Count lines with "Sieve" in them. Report only the total.

Begin GIVEN INFORMATION

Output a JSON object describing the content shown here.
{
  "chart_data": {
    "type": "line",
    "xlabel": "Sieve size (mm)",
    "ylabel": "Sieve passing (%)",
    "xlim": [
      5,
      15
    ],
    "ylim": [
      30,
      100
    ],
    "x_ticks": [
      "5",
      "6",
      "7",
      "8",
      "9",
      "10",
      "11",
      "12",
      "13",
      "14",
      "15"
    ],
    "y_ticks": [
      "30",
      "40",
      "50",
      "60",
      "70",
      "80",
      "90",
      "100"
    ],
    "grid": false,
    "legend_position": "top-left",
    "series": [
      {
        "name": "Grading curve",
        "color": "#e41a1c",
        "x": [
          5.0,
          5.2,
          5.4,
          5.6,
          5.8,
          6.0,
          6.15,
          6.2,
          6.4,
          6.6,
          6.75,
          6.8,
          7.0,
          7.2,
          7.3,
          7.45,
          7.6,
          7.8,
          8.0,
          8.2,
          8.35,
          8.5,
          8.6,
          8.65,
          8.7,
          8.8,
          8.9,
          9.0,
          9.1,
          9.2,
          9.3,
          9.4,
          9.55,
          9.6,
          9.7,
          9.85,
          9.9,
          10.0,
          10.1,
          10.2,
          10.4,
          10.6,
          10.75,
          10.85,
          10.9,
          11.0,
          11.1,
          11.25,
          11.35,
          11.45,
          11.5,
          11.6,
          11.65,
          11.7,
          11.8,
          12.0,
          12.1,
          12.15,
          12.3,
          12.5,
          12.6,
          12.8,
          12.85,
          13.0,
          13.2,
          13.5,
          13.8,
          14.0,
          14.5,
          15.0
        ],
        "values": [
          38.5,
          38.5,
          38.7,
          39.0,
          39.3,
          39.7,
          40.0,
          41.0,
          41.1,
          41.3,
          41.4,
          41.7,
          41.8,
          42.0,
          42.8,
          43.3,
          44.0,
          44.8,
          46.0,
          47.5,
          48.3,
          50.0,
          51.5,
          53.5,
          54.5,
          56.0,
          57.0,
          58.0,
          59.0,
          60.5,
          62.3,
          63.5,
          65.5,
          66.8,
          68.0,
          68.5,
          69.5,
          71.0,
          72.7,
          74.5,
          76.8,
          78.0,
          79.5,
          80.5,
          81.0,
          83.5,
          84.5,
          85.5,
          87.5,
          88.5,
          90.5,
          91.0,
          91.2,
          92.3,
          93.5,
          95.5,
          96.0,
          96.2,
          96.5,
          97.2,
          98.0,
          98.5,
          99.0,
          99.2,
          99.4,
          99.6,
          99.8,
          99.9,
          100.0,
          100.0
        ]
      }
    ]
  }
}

End GIVEN INFORMATION

TASK SOLUTION → 2